### Working data

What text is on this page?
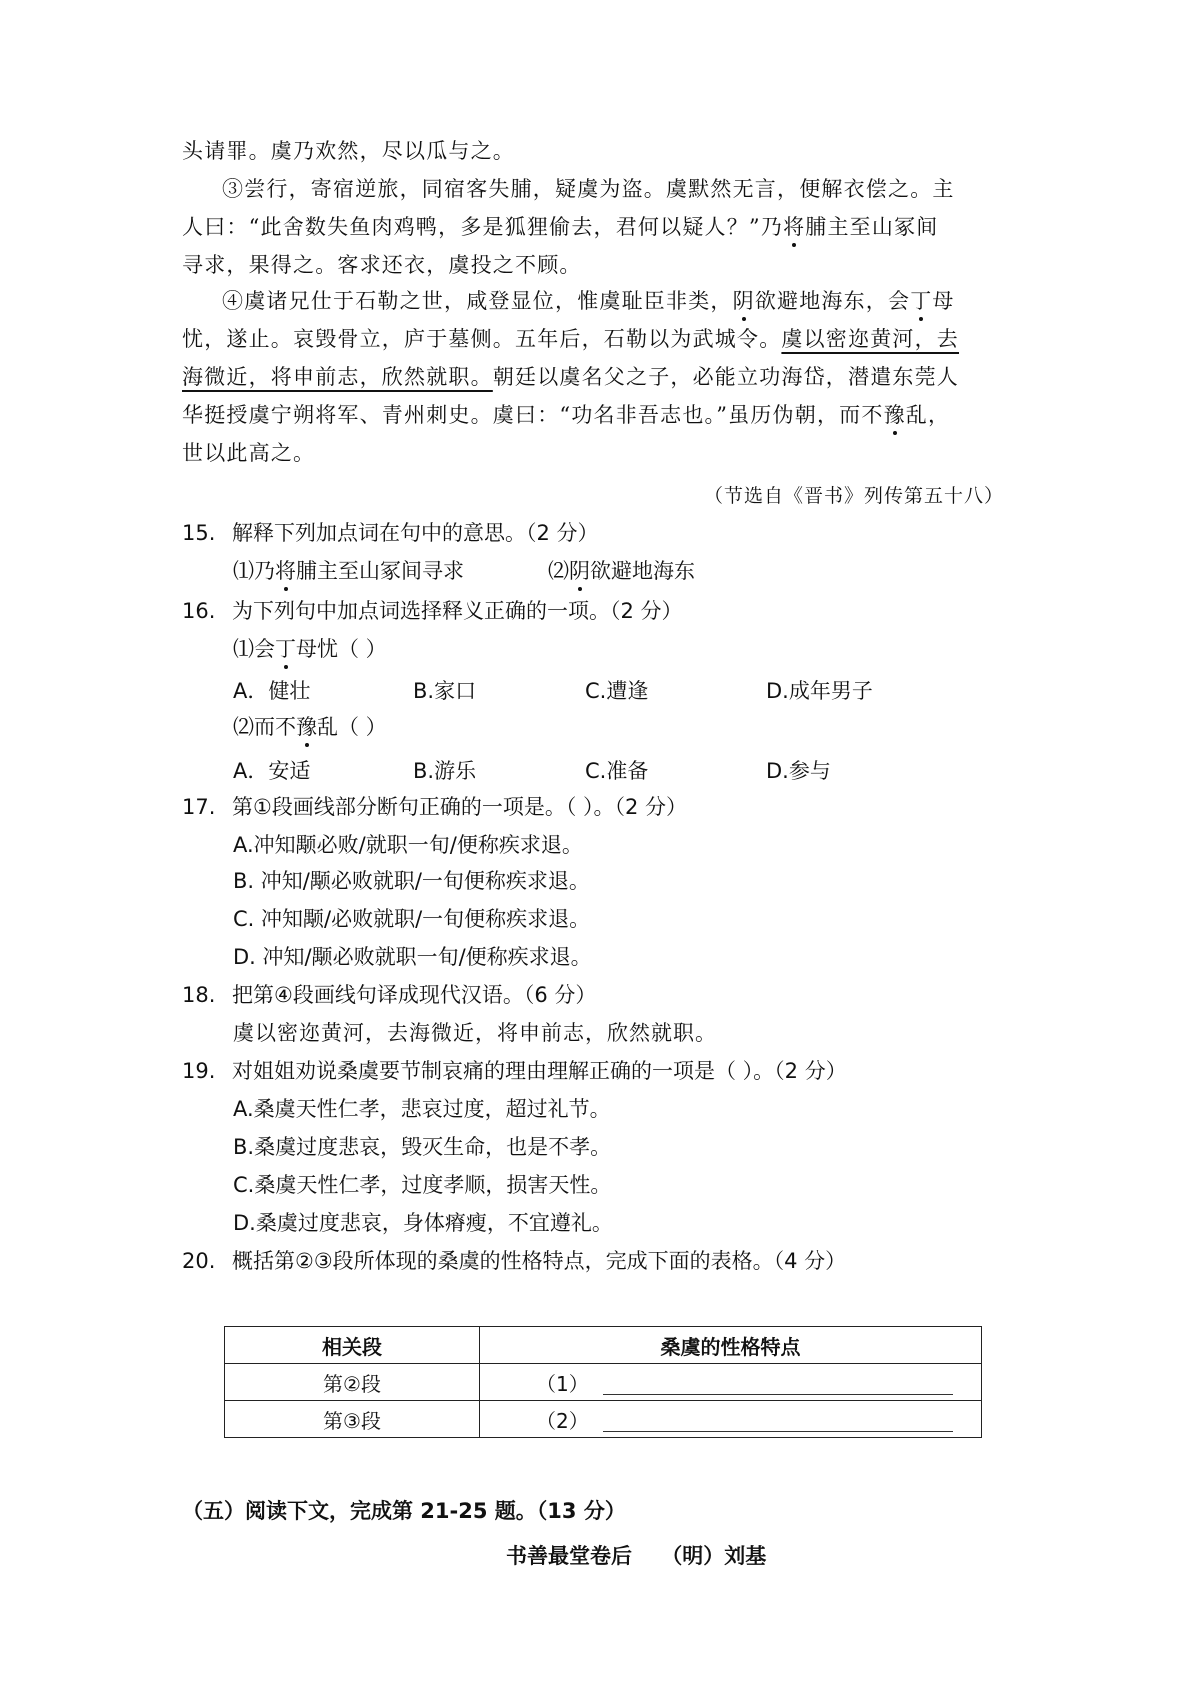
头请罪。虞乃欢然，尽以瓜与之。
③尝行，寄宿逆旅，同宿客失脯，疑虞为盗。虞默然无言，便解衣偿之。主
人曰：“此舍数失鱼肉鸡鸭，多是狐狸偷去，君何以疑人？”乃将脯主至山冢间
寻求，果得之。客求还衣，虞投之不顾。
④虞诸兄仕于石勒之世，咸登显位，惟虞耻臣非类，阴欲避地海东，会丁母
忧，遂止。哀毁骨立，庐于墓侧。五年后，石勒以为武城令。虞以密迩黄河，去
海微近，将申前志，欣然就职。朝廷以虞名父之子，必能立功海岱，潜遣东莞人
华挺授虞宁朔将军、青州刺史。虞曰：“功名非吾志也。”虽历伪朝，而不豫乱，
世以此高之。
（节选自《晋书》列传第五十八）
15. 解释下列加点词在句中的意思。（2 分）
⑴乃将脯主至山冢间寻求	⑵阴欲避地海东
16. 为下列句中加点词选择释义正确的一项。（2 分）
⑴会丁母忧（ ）
A．健壮	B.家口	C.遭逢	D.成年男子
⑵而不豫乱（ ）
A．安适	B.游乐	C.准备	D.参与
17. 第①段画线部分断句正确的一项是。（ ）。（2 分）
A.冲知颙必败/就职一旬/便称疾求退。
B. 冲知/颙必败就职/一旬便称疾求退。
C. 冲知颙/必败就职/一旬便称疾求退。
D. 冲知/颙必败就职一旬/便称疾求退。
18. 把第④段画线句译成现代汉语。（6 分）
虞以密迩黄河，去海微近，将申前志，欣然就职。
19. 对姐姐劝说桑虞要节制哀痛的理由理解正确的一项是（ ）。（2 分）
A.桑虞天性仁孝，悲哀过度，超过礼节。
B.桑虞过度悲哀，毁灭生命，也是不孝。
C.桑虞天性仁孝，过度孝顺，损害天性。
D.桑虞过度悲哀，身体瘠瘦，不宜遵礼。
20. 概括第②③段所体现的桑虞的性格特点，完成下面的表格。（4 分）
相关段	桑虞的性格特点
第②段	（1）
第③段	（2）
（五）阅读下文，完成第 21-25 题。（13 分）
书善最堂卷后    （明）刘基
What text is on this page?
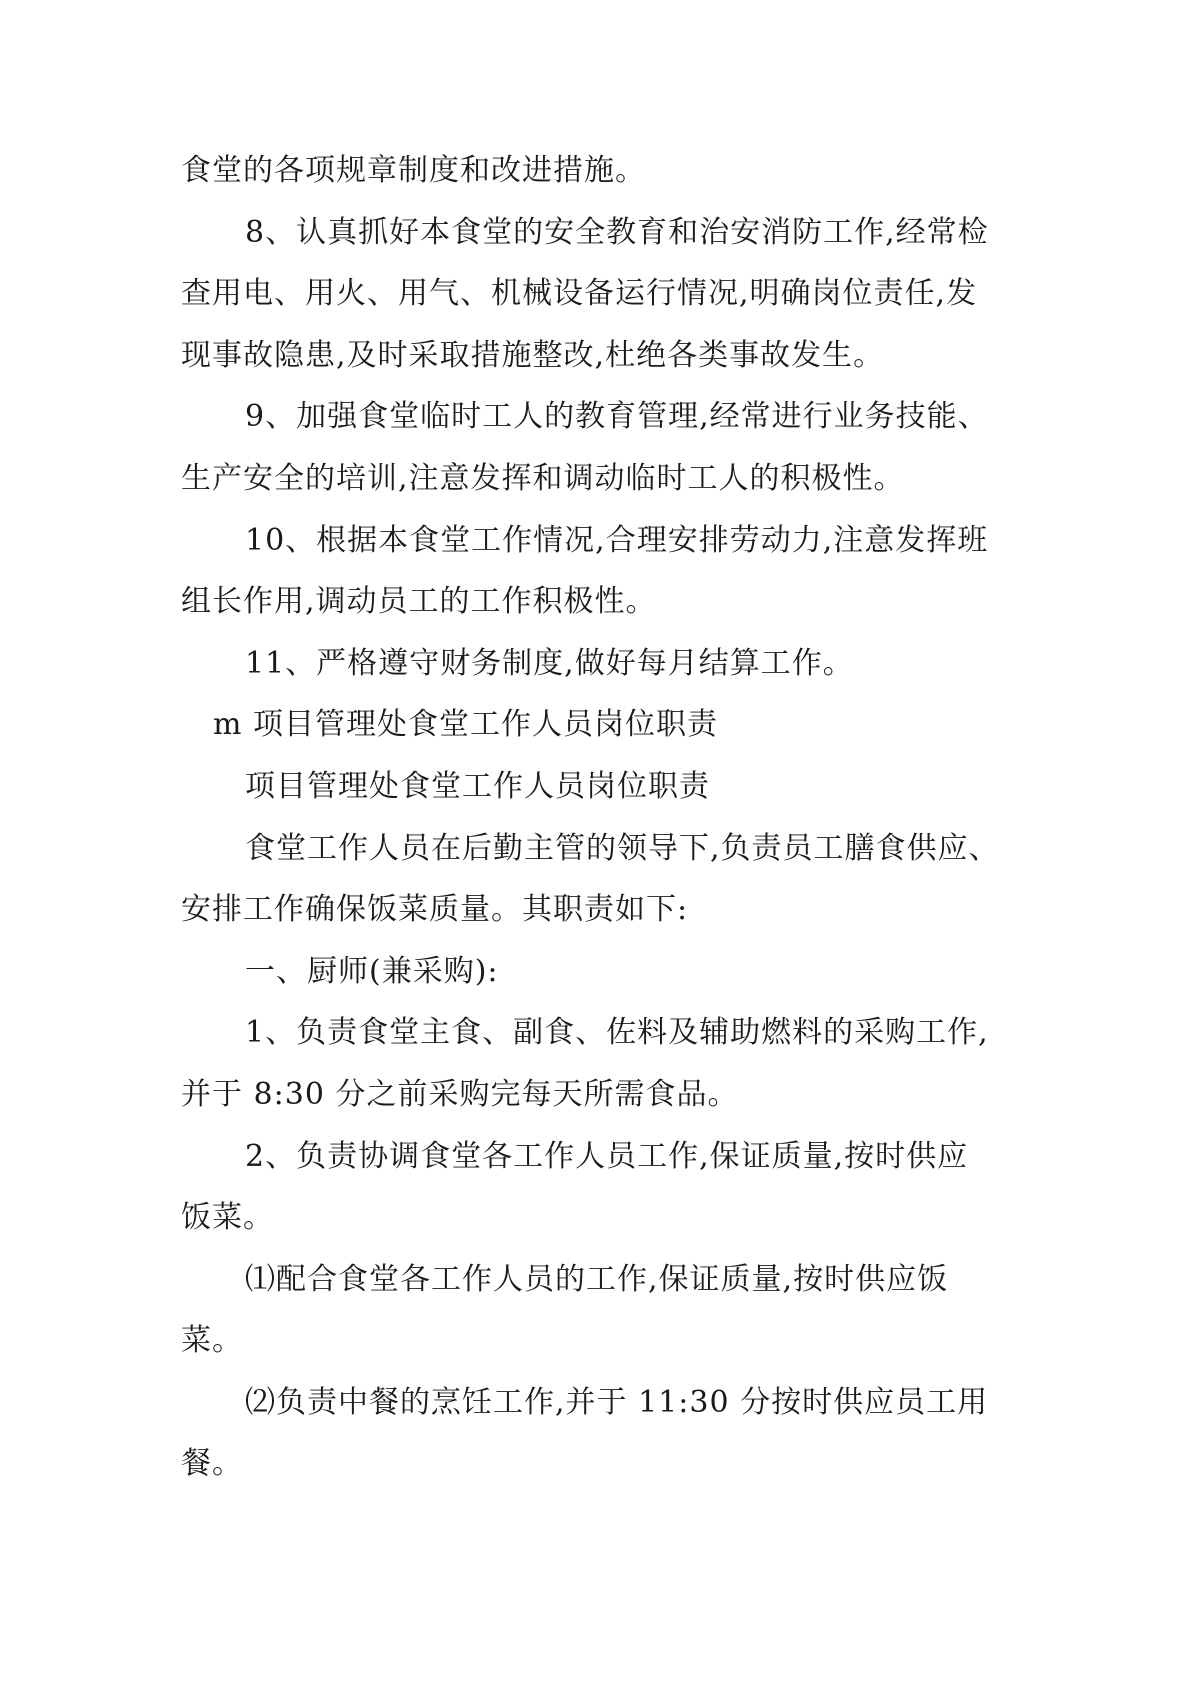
食堂的各项规章制度和改进措施。
8、认真抓好本食堂的安全教育和治安消防工作,经常检
查用电、用火、用气、机械设备运行情况,明确岗位责任,发
现事故隐患,及时采取措施整改,杜绝各类事故发生。
9、加强食堂临时工人的教育管理,经常进行业务技能、
生产安全的培训,注意发挥和调动临时工人的积极性。
10、根据本食堂工作情况,合理安排劳动力,注意发挥班
组长作用,调动员工的工作积极性。
11、严格遵守财务制度,做好每月结算工作。
m 项目管理处食堂工作人员岗位职责
项目管理处食堂工作人员岗位职责
食堂工作人员在后勤主管的领导下,负责员工膳食供应、
安排工作确保饭菜质量。其职责如下:
一、厨师(兼采购):
1、负责食堂主食、副食、佐料及辅助燃料的采购工作,
并于 8:30 分之前采购完每天所需食品。
2、负责协调食堂各工作人员工作,保证质量,按时供应
饭菜。
⑴配合食堂各工作人员的工作,保证质量,按时供应饭
菜。
⑵负责中餐的烹饪工作,并于 11:30 分按时供应员工用
餐。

### What is asked
Pick out all the lines with the word "欣然就职" in them and copy them.

### Correct response
海微近，将申前志，欣然就职。朝廷以虞名父之子，必能立功海岱，潜遣东莞人
虞以密迩黄河，去海微近，将申前志，欣然就职。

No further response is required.